* **Task brief**
Scan the listing below and copy every line holding "these".

* **Records**
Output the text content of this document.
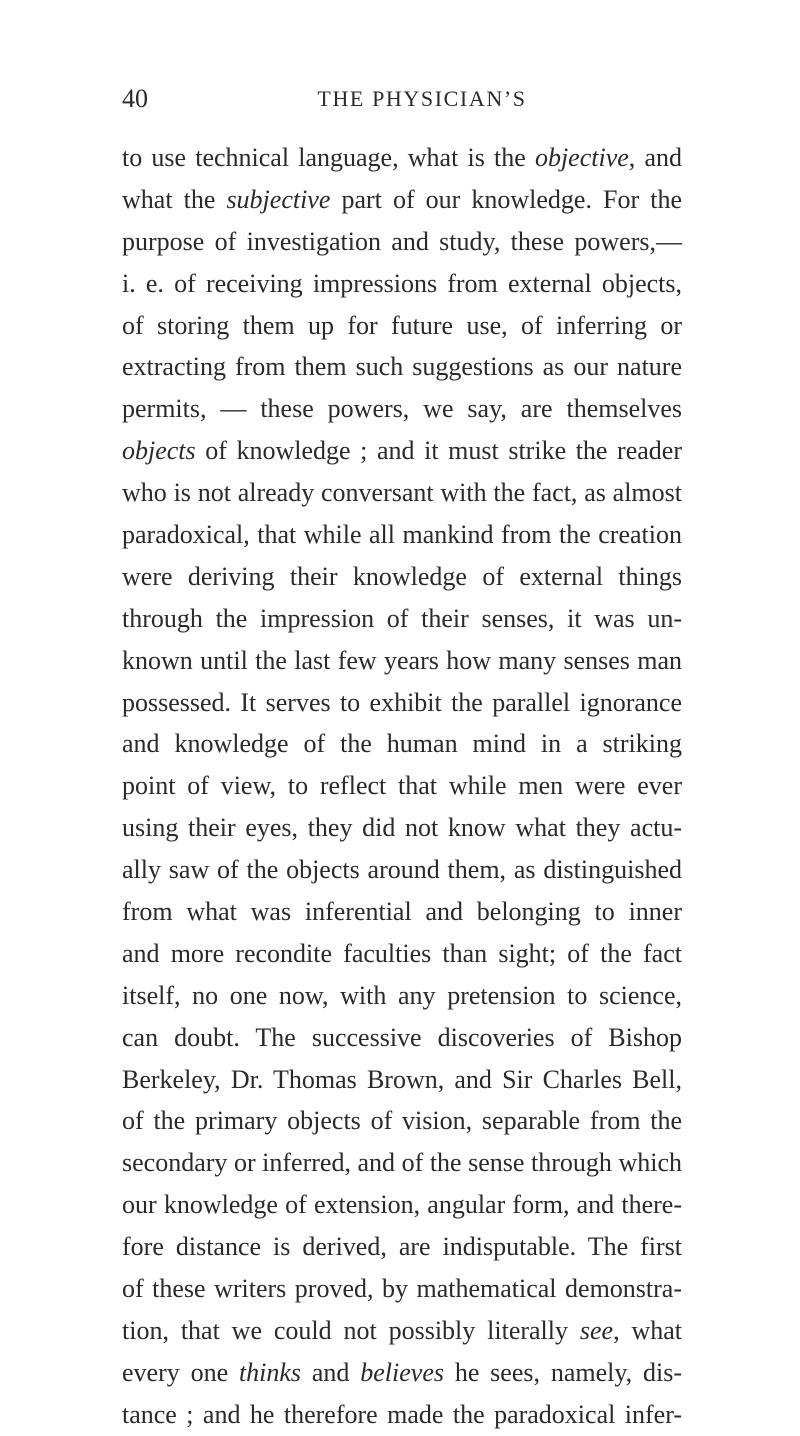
40	THE PHYSICIAN’S
to use technical language, what is the objective, and
what the subjective part of our knowledge. For the
purpose of investigation and study, these powers,—
i. e. of receiving impressions from external objects,
of storing them up for future use, of inferring or
extracting from them such suggestions as our nature
permits, — these powers, we say, are themselves
objects of knowledge ; and it must strike the reader
who is not already conversant with the fact, as almost
paradoxical, that while all mankind from the creation
were deriving their knowledge of external things
through the impression of their senses, it was un-
known until the last few years how many senses man
possessed. It serves to exhibit the parallel ignorance
and knowledge of the human mind in a striking
point of view, to reflect that while men were ever
using their eyes, they did not know what they actu-
ally saw of the objects around them, as distinguished
from what was inferential and belonging to inner
and more recondite faculties than sight; of the fact
itself, no one now, with any pretension to science,
can doubt. The successive discoveries of Bishop
Berkeley, Dr. Thomas Brown, and Sir Charles Bell,
of the primary objects of vision, separable from the
secondary or inferred, and of the sense through which
our knowledge of extension, angular form, and there-
fore distance is derived, are indisputable. The first
of these writers proved, by mathematical demonstra-
tion, that we could not possibly literally see, what
every one thinks and believes he sees, namely, dis-
tance ; and he therefore made the paradoxical infer-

* **Output below**
purpose of investigation and study, these powers,—
permits, — these powers, we say, are themselves
of these writers proved, by mathematical demonstra-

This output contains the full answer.